## TASK TO CARRY OUT
Can you reproduce the data word for word, from its first line up to and including the line that contains "staticText: Settings [69,164,275,228]", and nothing beyond that line?

## SUPPLIED RECORDS
══════════

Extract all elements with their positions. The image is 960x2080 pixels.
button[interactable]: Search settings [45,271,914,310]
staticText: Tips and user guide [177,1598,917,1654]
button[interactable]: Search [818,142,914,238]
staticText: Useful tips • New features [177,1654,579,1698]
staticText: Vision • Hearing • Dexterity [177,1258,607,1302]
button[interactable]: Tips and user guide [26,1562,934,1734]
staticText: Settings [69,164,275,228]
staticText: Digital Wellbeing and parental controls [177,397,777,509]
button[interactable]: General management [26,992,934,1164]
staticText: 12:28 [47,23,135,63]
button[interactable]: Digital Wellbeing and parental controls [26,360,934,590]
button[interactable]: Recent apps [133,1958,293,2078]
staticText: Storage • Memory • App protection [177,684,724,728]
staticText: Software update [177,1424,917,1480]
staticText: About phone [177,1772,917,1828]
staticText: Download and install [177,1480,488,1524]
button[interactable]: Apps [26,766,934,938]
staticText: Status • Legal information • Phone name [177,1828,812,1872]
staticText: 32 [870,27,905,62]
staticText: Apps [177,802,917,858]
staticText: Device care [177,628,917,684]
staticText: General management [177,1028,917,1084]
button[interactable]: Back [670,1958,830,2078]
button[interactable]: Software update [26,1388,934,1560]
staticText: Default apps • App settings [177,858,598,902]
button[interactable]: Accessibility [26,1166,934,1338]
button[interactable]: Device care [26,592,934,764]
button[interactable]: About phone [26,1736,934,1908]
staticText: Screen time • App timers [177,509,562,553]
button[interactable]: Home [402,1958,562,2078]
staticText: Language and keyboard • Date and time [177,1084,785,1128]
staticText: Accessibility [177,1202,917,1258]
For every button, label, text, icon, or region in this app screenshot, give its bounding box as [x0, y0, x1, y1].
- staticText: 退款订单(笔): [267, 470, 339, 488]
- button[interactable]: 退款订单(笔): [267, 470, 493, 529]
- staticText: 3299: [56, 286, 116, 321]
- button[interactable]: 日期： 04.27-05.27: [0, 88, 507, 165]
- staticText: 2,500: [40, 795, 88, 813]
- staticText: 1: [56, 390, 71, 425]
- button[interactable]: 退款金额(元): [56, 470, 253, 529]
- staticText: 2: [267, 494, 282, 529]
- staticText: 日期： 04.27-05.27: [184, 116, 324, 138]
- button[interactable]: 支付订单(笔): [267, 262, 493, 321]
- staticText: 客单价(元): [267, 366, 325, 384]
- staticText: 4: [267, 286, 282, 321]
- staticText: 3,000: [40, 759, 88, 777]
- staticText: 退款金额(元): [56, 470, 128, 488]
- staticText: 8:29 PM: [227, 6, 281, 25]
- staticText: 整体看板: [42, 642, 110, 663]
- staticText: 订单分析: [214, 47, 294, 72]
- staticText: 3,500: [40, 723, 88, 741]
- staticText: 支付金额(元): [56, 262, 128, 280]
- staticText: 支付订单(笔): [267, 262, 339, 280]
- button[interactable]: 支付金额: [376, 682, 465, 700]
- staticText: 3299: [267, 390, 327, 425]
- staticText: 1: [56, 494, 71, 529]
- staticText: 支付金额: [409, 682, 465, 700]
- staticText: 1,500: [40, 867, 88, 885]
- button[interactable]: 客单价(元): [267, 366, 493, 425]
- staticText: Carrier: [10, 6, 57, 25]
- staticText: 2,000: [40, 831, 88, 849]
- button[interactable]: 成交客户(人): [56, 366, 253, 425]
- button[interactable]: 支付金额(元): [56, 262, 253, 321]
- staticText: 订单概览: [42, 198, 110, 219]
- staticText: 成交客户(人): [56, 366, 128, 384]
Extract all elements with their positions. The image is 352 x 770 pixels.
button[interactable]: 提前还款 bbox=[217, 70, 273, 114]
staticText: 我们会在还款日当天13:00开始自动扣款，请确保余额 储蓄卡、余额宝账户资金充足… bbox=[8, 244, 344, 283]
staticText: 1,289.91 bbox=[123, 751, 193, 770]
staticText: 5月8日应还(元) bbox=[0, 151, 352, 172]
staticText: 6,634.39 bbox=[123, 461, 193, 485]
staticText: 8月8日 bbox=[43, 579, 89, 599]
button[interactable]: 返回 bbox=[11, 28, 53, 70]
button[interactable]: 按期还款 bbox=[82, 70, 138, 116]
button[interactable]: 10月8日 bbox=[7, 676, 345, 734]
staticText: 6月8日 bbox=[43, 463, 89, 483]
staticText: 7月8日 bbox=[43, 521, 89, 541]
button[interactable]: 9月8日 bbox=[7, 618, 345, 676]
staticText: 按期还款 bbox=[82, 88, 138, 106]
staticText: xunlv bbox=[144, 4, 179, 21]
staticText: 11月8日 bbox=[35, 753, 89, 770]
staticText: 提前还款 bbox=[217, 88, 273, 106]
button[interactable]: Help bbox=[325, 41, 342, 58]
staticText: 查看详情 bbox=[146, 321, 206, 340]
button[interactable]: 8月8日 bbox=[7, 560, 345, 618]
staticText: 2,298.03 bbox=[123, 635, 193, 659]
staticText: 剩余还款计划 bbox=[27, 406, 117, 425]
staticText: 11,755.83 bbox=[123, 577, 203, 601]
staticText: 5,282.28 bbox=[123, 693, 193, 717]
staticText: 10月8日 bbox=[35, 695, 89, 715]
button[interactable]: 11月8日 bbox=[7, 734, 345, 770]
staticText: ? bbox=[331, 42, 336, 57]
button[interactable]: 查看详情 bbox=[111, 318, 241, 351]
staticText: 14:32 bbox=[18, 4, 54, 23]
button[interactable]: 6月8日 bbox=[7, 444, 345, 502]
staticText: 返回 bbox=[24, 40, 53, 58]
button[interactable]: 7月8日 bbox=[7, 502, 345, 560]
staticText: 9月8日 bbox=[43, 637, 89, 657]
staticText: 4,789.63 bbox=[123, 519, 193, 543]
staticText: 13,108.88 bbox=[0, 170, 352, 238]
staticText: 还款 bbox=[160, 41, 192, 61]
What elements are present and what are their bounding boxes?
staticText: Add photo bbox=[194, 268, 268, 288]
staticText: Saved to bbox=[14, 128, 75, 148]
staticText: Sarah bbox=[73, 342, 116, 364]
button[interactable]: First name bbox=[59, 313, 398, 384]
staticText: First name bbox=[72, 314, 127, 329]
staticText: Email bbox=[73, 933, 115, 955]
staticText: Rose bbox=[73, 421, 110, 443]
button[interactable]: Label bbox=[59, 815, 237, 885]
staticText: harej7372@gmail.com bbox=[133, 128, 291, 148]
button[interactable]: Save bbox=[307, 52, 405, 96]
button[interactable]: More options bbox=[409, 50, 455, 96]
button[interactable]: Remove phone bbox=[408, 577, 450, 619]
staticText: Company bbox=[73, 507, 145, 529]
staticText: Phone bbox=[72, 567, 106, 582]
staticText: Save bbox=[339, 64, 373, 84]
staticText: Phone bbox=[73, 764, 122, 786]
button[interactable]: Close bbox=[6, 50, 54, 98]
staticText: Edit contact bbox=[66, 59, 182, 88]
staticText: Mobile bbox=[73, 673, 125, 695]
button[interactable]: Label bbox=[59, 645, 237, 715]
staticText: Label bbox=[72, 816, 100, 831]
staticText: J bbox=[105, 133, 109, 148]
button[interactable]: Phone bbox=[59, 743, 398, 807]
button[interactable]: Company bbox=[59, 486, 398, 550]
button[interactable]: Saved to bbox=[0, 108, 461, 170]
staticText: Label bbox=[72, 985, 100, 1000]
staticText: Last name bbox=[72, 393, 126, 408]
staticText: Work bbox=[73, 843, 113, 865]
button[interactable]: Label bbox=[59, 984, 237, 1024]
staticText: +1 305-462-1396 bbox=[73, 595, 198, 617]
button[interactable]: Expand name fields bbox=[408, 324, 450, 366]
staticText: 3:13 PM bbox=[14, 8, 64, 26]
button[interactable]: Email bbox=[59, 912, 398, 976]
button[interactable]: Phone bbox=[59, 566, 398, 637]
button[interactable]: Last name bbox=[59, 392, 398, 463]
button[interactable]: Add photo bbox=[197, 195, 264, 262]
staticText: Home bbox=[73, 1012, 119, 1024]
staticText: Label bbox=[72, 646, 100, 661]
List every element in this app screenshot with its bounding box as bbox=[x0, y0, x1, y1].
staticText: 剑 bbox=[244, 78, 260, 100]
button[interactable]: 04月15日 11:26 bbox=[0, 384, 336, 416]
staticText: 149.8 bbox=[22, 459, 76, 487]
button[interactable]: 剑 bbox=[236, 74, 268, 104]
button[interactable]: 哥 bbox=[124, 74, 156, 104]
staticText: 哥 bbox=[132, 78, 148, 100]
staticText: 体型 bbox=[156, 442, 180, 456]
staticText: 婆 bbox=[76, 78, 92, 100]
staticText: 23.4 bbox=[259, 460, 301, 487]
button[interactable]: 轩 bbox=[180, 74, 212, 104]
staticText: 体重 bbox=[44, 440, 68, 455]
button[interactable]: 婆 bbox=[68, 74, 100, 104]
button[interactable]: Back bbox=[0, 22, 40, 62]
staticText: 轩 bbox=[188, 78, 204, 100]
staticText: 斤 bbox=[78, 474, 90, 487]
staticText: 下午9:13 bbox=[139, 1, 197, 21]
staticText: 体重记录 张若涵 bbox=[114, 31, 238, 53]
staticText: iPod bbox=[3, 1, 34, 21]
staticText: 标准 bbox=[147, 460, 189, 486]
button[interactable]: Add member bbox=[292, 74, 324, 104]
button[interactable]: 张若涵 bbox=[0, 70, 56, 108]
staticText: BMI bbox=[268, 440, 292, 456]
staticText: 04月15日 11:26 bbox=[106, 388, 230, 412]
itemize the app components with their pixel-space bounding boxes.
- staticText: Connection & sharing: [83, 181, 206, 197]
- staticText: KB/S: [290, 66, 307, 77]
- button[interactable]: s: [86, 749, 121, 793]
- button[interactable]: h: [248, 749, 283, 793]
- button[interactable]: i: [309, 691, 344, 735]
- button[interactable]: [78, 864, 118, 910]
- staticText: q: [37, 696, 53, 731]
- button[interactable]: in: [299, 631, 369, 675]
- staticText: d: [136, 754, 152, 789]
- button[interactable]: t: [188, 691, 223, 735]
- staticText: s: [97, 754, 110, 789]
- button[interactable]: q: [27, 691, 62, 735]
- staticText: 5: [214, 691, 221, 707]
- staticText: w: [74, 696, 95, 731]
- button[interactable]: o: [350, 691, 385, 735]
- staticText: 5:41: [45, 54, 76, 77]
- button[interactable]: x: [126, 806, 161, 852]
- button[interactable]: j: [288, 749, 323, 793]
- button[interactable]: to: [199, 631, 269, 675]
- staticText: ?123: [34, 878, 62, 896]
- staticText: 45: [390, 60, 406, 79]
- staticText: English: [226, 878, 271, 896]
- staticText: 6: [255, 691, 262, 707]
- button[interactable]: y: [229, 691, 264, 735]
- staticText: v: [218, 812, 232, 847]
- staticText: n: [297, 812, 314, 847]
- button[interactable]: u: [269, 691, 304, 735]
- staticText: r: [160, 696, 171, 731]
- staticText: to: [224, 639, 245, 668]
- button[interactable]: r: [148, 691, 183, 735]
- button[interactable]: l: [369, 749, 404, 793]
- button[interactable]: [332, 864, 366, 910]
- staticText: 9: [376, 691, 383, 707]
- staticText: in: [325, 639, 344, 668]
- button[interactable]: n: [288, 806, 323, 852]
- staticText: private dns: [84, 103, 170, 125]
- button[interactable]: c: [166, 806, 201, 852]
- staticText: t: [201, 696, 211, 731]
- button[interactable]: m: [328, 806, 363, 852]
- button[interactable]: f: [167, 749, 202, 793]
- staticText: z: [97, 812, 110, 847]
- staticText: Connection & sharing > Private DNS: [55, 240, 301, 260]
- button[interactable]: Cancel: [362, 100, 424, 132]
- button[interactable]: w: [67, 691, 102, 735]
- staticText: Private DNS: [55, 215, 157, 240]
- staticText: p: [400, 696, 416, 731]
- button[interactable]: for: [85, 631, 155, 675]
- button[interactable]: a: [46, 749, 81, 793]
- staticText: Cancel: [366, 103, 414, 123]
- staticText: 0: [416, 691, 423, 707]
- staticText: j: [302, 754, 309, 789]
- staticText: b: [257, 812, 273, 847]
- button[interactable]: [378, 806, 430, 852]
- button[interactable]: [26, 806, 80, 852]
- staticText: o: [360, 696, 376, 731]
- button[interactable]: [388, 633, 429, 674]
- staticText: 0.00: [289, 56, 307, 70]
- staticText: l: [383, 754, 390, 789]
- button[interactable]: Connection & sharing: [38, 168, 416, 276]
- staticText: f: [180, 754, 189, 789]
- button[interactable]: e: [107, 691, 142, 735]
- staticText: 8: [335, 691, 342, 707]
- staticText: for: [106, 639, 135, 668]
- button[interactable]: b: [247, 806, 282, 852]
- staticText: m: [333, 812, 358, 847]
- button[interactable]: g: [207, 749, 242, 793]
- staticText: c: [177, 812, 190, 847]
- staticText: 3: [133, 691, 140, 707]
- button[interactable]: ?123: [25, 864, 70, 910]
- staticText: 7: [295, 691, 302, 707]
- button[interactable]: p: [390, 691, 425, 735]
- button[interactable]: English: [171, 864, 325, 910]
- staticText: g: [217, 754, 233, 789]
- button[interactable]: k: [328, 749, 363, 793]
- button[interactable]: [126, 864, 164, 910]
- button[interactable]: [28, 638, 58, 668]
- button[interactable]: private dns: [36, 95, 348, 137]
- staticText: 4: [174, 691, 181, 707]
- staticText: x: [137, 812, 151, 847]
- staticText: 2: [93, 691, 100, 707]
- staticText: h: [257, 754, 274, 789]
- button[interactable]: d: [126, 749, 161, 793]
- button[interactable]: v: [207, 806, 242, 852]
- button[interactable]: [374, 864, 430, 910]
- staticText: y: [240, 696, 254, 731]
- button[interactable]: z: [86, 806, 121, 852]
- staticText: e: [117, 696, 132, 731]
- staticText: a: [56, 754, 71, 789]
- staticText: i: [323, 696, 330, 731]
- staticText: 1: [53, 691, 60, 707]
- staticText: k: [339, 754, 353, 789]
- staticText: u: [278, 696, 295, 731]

══════════

## THE RESULT
Extract all elements with their positions. The image is 960x2080 pixels.
button[interactable]: Search settings [45,271,914,310]
staticText: Tips and user guide [177,1598,917,1654]
button[interactable]: Search [818,142,914,238]
staticText: Useful tips • New features [177,1654,579,1698]
staticText: Vision • Hearing • Dexterity [177,1258,607,1302]
button[interactable]: Tips and user guide [26,1562,934,1734]
staticText: Settings [69,164,275,228]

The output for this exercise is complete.